### Problem to work on
Provide an exact transcription of all the records.

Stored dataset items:
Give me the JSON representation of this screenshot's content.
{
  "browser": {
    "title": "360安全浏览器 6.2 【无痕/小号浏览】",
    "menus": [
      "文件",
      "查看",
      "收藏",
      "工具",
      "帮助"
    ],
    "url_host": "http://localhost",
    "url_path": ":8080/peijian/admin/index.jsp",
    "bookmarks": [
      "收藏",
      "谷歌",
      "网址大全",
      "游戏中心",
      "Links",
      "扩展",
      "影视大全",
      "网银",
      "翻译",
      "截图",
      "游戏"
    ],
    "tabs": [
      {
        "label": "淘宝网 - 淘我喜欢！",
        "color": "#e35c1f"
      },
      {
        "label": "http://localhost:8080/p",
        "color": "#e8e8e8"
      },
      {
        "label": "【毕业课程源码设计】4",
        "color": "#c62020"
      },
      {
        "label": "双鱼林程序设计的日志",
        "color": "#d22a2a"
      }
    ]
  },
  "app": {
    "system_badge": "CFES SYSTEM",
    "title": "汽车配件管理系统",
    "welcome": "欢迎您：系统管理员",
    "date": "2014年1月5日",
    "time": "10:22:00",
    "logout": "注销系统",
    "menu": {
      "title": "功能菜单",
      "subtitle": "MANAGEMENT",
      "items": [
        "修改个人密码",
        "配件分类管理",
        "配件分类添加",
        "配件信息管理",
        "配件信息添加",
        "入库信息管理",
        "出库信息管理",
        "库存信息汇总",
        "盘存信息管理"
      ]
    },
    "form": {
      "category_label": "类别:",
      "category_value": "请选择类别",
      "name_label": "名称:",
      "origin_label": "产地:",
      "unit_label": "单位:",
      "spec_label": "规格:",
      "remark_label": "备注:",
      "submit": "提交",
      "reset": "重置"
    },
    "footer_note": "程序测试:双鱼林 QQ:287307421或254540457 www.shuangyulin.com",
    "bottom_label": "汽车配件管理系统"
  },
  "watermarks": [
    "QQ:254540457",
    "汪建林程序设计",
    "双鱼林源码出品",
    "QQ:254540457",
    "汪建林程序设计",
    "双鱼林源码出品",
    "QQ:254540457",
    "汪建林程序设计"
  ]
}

### Result of the exercise
Give me the JSON representation of this screenshot's content.
{
  "browser": {
    "title": "360安全浏览器 6.2 【无痕/小号浏览】",
    "menus": [
      "文件",
      "查看",
      "收藏",
      "工具",
      "帮助"
    ],
    "url_host": "http://localhost",
    "url_path": ":8080/peijian/admin/index.jsp",
    "bookmarks": [
      "收藏",
      "谷歌",
      "网址大全",
      "游戏中心",
      "Links",
      "扩展",
      "影视大全",
      "网银",
      "翻译",
      "截图",
      "游戏"
    ],
    "tabs": [
      {
        "label": "淘宝网 - 淘我喜欢！",
        "color": "#e35c1f"
      },
      {
        "label": "http://localhost:8080/p",
        "color": "#e8e8e8"
      },
      {
        "label": "【毕业课程源码设计】4",
        "color": "#c62020"
      },
      {
        "label": "双鱼林程序设计的日志",
        "color": "#d22a2a"
      }
    ]
  },
  "app": {
    "system_badge": "CFES SYSTEM",
    "title": "汽车配件管理系统",
    "welcome": "欢迎您：系统管理员",
    "date": "2014年1月5日",
    "time": "10:22:00",
    "logout": "注销系统",
    "menu": {
      "title": "功能菜单",
      "subtitle": "MANAGEMENT",
      "items": [
        "修改个人密码",
        "配件分类管理",
        "配件分类添加",
        "配件信息管理",
        "配件信息添加",
        "入库信息管理",
        "出库信息管理",
        "库存信息汇总",
        "盘存信息管理"
      ]
    },
    "form": {
      "category_label": "类别:",
      "category_value": "请选择类别",
      "name_label": "名称:",
      "origin_label": "产地:",
      "unit_label": "单位:",
      "spec_label": "规格:",
      "remark_label": "备注:",
      "submit": "提交",
      "reset": "重置"
    },
    "footer_note": "程序测试:双鱼林 QQ:287307421或254540457 www.shuangyulin.com",
    "bottom_label": "汽车配件管理系统"
  },
  "watermarks": [
    "QQ:254540457",
    "汪建林程序设计",
    "双鱼林源码出品",
    "QQ:254540457",
    "汪建林程序设计",
    "双鱼林源码出品",
    "QQ:254540457",
    "汪建林程序设计"
  ]
}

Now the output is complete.